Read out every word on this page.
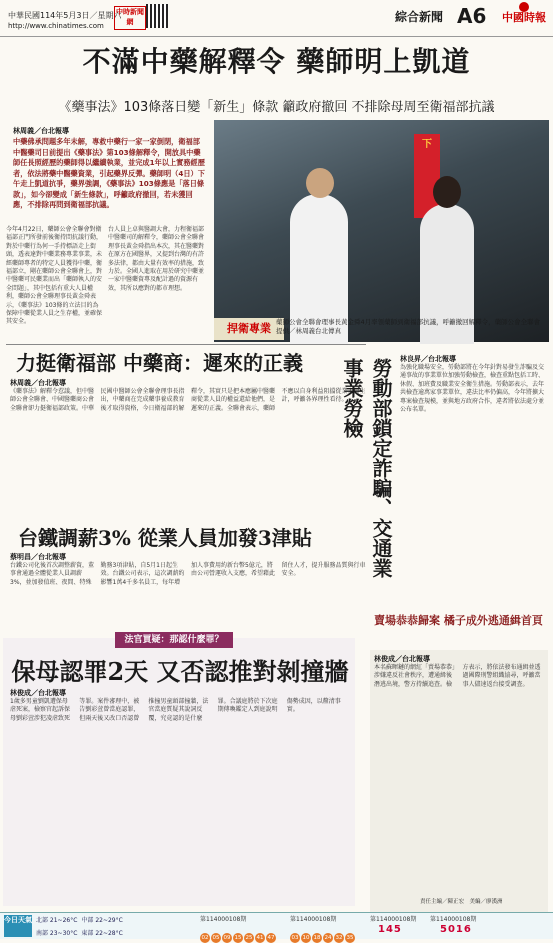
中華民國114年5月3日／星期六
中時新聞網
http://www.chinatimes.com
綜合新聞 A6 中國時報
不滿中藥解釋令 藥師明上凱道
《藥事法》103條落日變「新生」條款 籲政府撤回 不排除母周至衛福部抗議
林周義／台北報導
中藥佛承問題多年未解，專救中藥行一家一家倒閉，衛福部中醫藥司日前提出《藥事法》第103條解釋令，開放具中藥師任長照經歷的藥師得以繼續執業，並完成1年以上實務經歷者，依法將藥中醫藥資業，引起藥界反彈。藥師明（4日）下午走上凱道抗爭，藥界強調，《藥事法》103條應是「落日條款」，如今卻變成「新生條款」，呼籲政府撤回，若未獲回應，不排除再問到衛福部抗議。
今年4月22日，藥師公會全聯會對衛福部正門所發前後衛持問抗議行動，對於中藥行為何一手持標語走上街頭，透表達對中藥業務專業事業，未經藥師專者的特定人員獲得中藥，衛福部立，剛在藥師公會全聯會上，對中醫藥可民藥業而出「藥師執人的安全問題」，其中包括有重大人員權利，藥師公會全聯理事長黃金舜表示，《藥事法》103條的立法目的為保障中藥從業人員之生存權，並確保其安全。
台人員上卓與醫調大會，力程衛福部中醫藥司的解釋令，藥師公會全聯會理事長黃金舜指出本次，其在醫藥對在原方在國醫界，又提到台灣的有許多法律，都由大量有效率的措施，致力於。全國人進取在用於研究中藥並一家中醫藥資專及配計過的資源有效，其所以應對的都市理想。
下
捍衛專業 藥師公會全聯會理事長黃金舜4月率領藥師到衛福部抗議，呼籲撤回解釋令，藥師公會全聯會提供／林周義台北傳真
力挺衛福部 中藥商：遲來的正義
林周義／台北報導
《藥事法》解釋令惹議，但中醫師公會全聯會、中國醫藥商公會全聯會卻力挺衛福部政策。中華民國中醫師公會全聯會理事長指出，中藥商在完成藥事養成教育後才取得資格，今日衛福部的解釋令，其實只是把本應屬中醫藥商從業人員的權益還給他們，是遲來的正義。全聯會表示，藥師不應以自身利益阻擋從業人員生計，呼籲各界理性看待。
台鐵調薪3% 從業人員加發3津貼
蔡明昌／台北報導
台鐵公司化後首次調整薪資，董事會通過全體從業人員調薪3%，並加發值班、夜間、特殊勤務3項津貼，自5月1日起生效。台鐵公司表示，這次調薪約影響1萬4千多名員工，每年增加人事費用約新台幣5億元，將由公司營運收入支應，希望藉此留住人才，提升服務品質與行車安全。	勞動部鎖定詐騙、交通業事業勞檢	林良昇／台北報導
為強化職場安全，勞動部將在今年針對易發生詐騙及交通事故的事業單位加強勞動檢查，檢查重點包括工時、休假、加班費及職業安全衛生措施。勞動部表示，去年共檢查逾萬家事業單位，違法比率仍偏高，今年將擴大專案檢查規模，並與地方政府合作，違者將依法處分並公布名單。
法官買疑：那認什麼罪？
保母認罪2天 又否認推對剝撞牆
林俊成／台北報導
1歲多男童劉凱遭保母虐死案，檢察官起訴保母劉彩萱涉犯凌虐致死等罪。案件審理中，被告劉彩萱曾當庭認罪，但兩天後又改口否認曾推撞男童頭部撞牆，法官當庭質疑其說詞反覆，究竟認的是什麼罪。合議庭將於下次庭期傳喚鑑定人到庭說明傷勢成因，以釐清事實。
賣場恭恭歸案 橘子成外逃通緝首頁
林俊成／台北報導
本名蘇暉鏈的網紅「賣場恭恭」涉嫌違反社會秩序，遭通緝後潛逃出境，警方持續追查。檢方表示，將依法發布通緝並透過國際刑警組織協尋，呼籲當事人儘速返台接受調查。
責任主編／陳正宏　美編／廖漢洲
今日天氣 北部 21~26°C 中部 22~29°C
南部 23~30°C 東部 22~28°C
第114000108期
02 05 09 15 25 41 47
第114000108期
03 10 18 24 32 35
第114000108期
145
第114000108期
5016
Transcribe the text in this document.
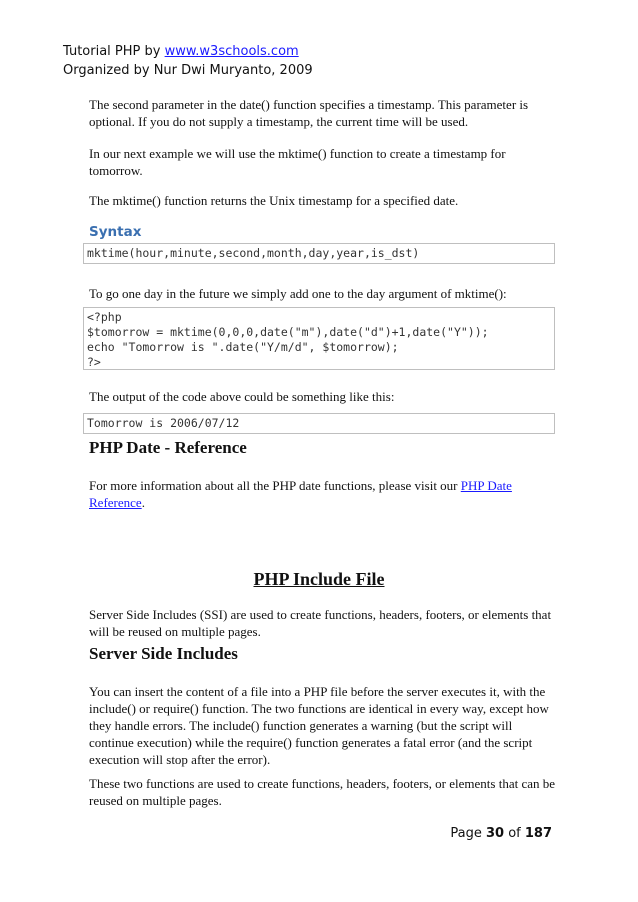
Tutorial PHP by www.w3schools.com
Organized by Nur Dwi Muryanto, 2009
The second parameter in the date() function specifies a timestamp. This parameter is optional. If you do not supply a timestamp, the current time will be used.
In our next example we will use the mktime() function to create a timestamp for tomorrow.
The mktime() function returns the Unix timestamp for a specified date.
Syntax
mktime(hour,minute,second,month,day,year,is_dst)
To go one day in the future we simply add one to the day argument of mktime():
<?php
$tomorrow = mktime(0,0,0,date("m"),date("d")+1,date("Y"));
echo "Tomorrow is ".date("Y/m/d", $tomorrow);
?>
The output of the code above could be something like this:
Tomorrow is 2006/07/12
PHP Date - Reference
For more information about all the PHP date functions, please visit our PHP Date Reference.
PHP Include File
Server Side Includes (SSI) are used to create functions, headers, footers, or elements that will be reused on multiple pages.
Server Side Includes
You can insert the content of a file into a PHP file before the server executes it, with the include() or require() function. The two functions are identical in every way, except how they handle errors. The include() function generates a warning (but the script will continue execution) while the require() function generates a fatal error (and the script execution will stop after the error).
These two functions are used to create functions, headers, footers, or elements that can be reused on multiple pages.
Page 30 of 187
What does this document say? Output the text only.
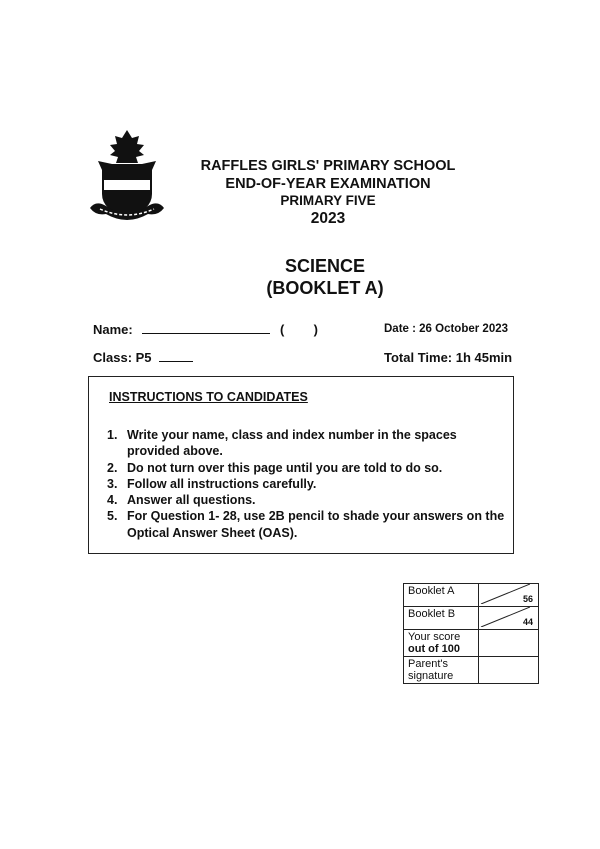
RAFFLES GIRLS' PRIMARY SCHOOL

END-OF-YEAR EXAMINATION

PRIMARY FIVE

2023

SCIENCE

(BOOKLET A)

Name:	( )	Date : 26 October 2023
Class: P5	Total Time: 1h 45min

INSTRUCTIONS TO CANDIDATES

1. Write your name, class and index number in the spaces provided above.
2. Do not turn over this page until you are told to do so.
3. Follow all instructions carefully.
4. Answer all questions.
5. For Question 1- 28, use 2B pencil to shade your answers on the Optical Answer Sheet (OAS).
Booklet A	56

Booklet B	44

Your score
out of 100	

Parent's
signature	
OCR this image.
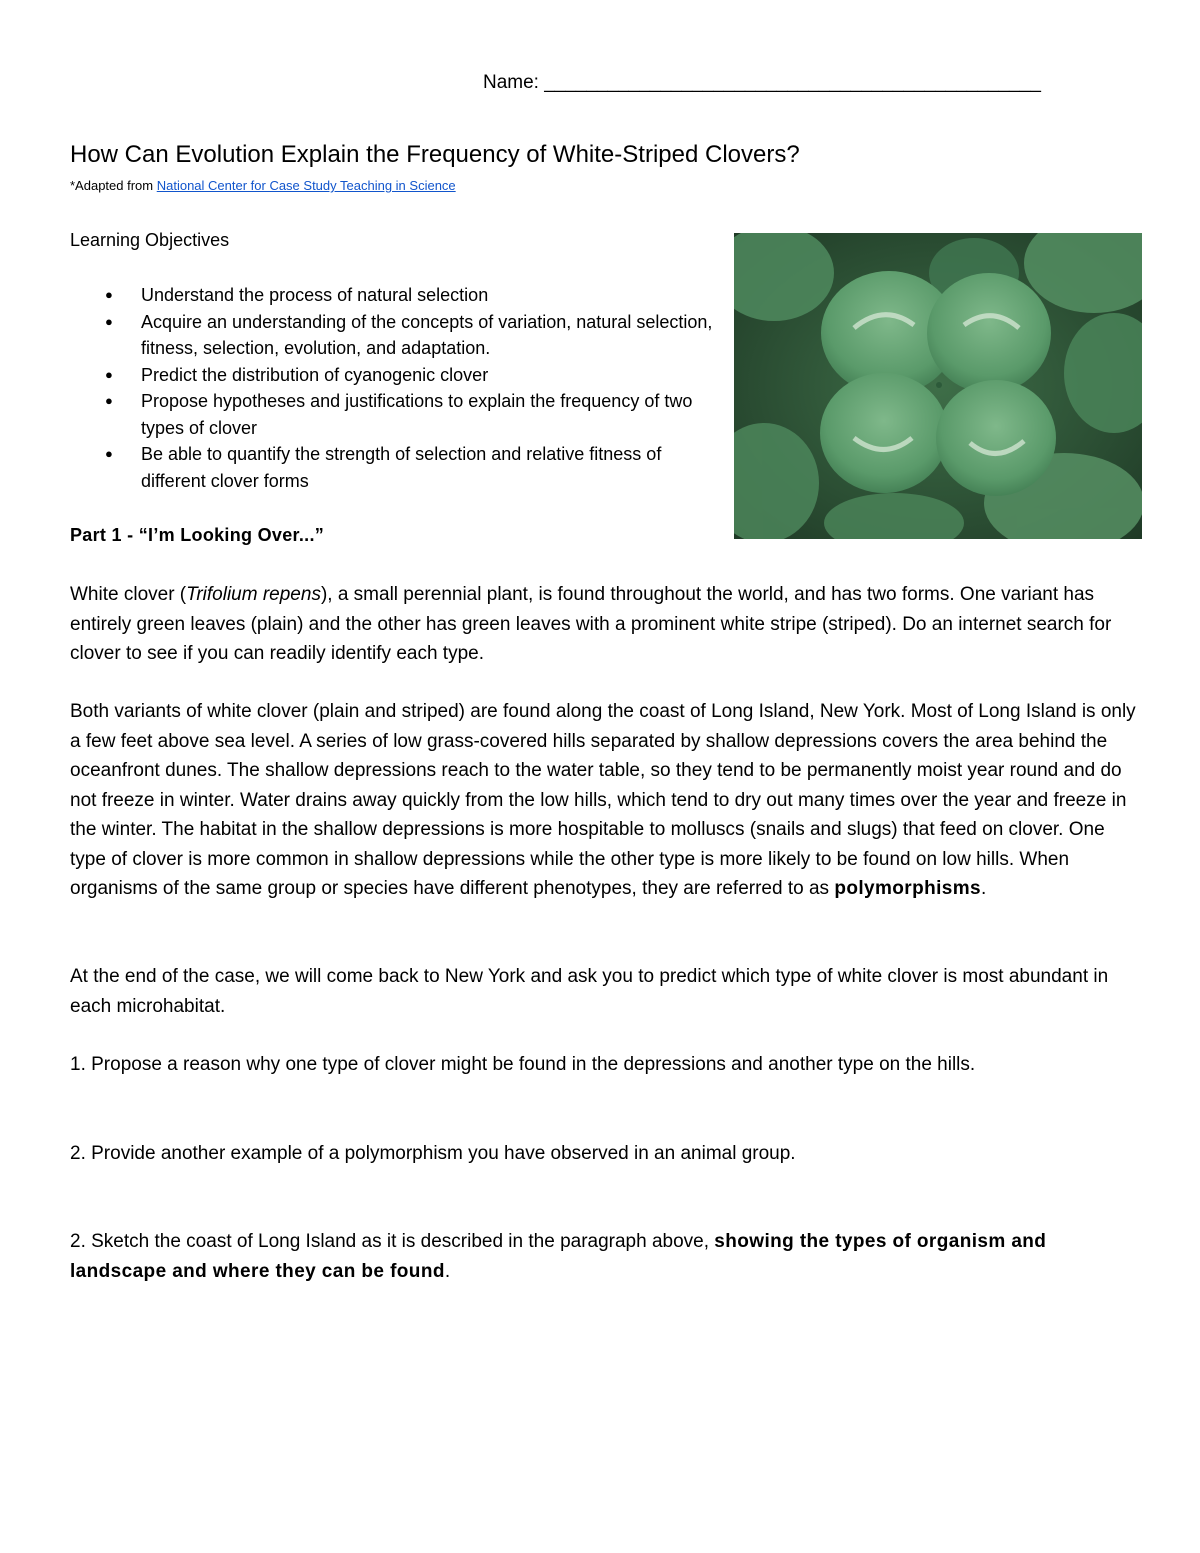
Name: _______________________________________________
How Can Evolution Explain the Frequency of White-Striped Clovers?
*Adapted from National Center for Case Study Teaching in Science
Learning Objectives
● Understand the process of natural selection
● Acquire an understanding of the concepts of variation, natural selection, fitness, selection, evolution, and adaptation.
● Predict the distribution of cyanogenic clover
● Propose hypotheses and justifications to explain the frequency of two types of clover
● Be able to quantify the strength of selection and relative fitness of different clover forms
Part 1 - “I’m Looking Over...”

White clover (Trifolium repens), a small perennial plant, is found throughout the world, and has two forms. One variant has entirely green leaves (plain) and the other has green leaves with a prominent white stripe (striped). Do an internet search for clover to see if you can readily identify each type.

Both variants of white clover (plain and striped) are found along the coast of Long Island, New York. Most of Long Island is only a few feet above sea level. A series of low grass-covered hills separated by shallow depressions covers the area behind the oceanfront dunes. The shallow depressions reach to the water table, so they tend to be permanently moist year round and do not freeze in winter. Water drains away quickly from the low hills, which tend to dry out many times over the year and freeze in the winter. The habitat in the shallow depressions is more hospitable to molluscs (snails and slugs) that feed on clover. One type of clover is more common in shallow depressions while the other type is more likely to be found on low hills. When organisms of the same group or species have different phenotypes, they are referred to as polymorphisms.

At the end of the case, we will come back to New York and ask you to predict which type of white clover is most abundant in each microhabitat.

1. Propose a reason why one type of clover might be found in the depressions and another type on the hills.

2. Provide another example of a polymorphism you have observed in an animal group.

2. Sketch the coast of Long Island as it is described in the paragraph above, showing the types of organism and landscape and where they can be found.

» Task to complete: Write the listing out a second time exactly, dropping all images.

» Solution:
Read out every word on this page.
中華民國114年5月3日／星期六
中時新聞網
http://www.chinatimes.com
綜合新聞 A6 中國時報
不滿中藥解釋令 藥師明上凱道
《藥事法》103條落日變「新生」條款 籲政府撤回 不排除母周至衛福部抗議
林周義／台北報導
中藥佛承問題多年未解，專救中藥行一家一家倒閉，衛福部中醫藥司日前提出《藥事法》第103條解釋令，開放具中藥師任長照經歷的藥師得以繼續執業，並完成1年以上實務經歷者，依法將藥中醫藥資業，引起藥界反彈。藥師明（4日）下午走上凱道抗爭，藥界強調，《藥事法》103條應是「落日條款」，如今卻變成「新生條款」，呼籲政府撤回，若未獲回應，不排除再問到衛福部抗議。
今年4月22日，藥師公會全聯會對衛福部正門所發前後衛持問抗議行動，對於中藥行為何一手持標語走上街頭，透表達對中藥業務專業事業，未經藥師專者的特定人員獲得中藥，衛福部立，剛在藥師公會全聯會上，對中醫藥可民藥業而出「藥師執人的安全問題」，其中包括有重大人員權利，藥師公會全聯理事長黃金舜表示，《藥事法》103條的立法目的為保障中藥從業人員之生存權，並確保其安全。
台人員上卓與醫調大會，力程衛福部中醫藥司的解釋令，藥師公會全聯會理事長黃金舜指出本次，其在醫藥對在原方在國醫界，又提到台灣的有許多法律，都由大量有效率的措施，致力於。全國人進取在用於研究中藥並一家中醫藥資專及配計過的資源有效，其所以應對的都市理想。
下
捍衛專業 藥師公會全聯會理事長黃金舜4月率領藥師到衛福部抗議，呼籲撤回解釋令，藥師公會全聯會提供／林周義台北傳真
力挺衛福部 中藥商：遲來的正義
林周義／台北報導
《藥事法》解釋令惹議，但中醫師公會全聯會、中國醫藥商公會全聯會卻力挺衛福部政策。中華民國中醫師公會全聯會理事長指出，中藥商在完成藥事養成教育後才取得資格，今日衛福部的解釋令，其實只是把本應屬中醫藥商從業人員的權益還給他們，是遲來的正義。全聯會表示，藥師不應以自身利益阻擋從業人員生計，呼籲各界理性看待。
台鐵調薪3% 從業人員加發3津貼
蔡明昌／台北報導
台鐵公司化後首次調整薪資，董事會通過全體從業人員調薪3%，並加發值班、夜間、特殊勤務3項津貼，自5月1日起生效。台鐵公司表示，這次調薪約影響1萬4千多名員工，每年增加人事費用約新台幣5億元，將由公司營運收入支應，希望藉此留住人才，提升服務品質與行車安全。	勞動部鎖定詐騙、交通業事業勞檢	林良昇／台北報導
為強化職場安全，勞動部將在今年針對易發生詐騙及交通事故的事業單位加強勞動檢查，檢查重點包括工時、休假、加班費及職業安全衛生措施。勞動部表示，去年共檢查逾萬家事業單位，違法比率仍偏高，今年將擴大專案檢查規模，並與地方政府合作，違者將依法處分並公布名單。
法官買疑：那認什麼罪？
保母認罪2天 又否認推對剝撞牆
林俊成／台北報導
1歲多男童劉凱遭保母虐死案，檢察官起訴保母劉彩萱涉犯凌虐致死等罪。案件審理中，被告劉彩萱曾當庭認罪，但兩天後又改口否認曾推撞男童頭部撞牆，法官當庭質疑其說詞反覆，究竟認的是什麼罪。合議庭將於下次庭期傳喚鑑定人到庭說明傷勢成因，以釐清事實。
賣場恭恭歸案 橘子成外逃通緝首頁
林俊成／台北報導
本名蘇暉鏈的網紅「賣場恭恭」涉嫌違反社會秩序，遭通緝後潛逃出境，警方持續追查。檢方表示，將依法發布通緝並透過國際刑警組織協尋，呼籲當事人儘速返台接受調查。
責任主編／陳正宏　美編／廖漢洲
今日天氣 北部 21~26°C 中部 22~29°C
南部 23~30°C 東部 22~28°C
第114000108期
02 05 09 15 25 41 47
第114000108期
03 10 18 24 32 35
第114000108期
145
第114000108期
5016
Transcribe the text in this document.
Tutorial PHP by www.w3schools.com
Organized by Nur Dwi Muryanto, 2009
The second parameter in the date() function specifies a timestamp. This parameter is optional. If you do not supply a timestamp, the current time will be used.
In our next example we will use the mktime() function to create a timestamp for tomorrow.
The mktime() function returns the Unix timestamp for a specified date.
Syntax
mktime(hour,minute,second,month,day,year,is_dst)
To go one day in the future we simply add one to the day argument of mktime():
<?php
$tomorrow = mktime(0,0,0,date("m"),date("d")+1,date("Y"));
echo "Tomorrow is ".date("Y/m/d", $tomorrow);
?>
The output of the code above could be something like this:
Tomorrow is 2006/07/12
PHP Date - Reference
For more information about all the PHP date functions, please visit our PHP Date Reference.
PHP Include File
Server Side Includes (SSI) are used to create functions, headers, footers, or elements that will be reused on multiple pages.
Server Side Includes
You can insert the content of a file into a PHP file before the server executes it, with the include() or require() function. The two functions are identical in every way, except how they handle errors. The include() function generates a warning (but the script will continue execution) while the require() function generates a fatal error (and the script execution will stop after the error).
These two functions are used to create functions, headers, footers, or elements that can be reused on multiple pages.
Page 30 of 187
What does this document say? Output the text only.
RAFFLES GIRLS' PRIMARY SCHOOL

END-OF-YEAR EXAMINATION

PRIMARY FIVE

2023

SCIENCE

(BOOKLET A)

Name:	( )	Date : 26 October 2023
Class: P5	Total Time: 1h 45min

INSTRUCTIONS TO CANDIDATES

1. Write your name, class and index number in the spaces provided above.
2. Do not turn over this page until you are told to do so.
3. Follow all instructions carefully.
4. Answer all questions.
5. For Question 1- 28, use 2B pencil to shade your answers on the Optical Answer Sheet (OAS).
Booklet A	56

Booklet B	44

Your score
out of 100	

Parent's
signature	
OCR this image.
Name: _______________________________________________
How Can Evolution Explain the Frequency of White-Striped Clovers?
*Adapted from National Center for Case Study Teaching in Science
Learning Objectives
● Understand the process of natural selection
● Acquire an understanding of the concepts of variation, natural selection, fitness, selection, evolution, and adaptation.
● Predict the distribution of cyanogenic clover
● Propose hypotheses and justifications to explain the frequency of two types of clover
● Be able to quantify the strength of selection and relative fitness of different clover forms
Part 1 - “I’m Looking Over...”

White clover (Trifolium repens), a small perennial plant, is found throughout the world, and has two forms. One variant has entirely green leaves (plain) and the other has green leaves with a prominent white stripe (striped). Do an internet search for clover to see if you can readily identify each type.

Both variants of white clover (plain and striped) are found along the coast of Long Island, New York. Most of Long Island is only a few feet above sea level. A series of low grass-covered hills separated by shallow depressions covers the area behind the oceanfront dunes. The shallow depressions reach to the water table, so they tend to be permanently moist year round and do not freeze in winter. Water drains away quickly from the low hills, which tend to dry out many times over the year and freeze in the winter. The habitat in the shallow depressions is more hospitable to molluscs (snails and slugs) that feed on clover. One type of clover is more common in shallow depressions while the other type is more likely to be found on low hills. When organisms of the same group or species have different phenotypes, they are referred to as polymorphisms.

At the end of the case, we will come back to New York and ask you to predict which type of white clover is most abundant in each microhabitat.

1. Propose a reason why one type of clover might be found in the depressions and another type on the hills.

2. Provide another example of a polymorphism you have observed in an animal group.

2. Sketch the coast of Long Island as it is described in the paragraph above, showing the types of organism and landscape and where they can be found.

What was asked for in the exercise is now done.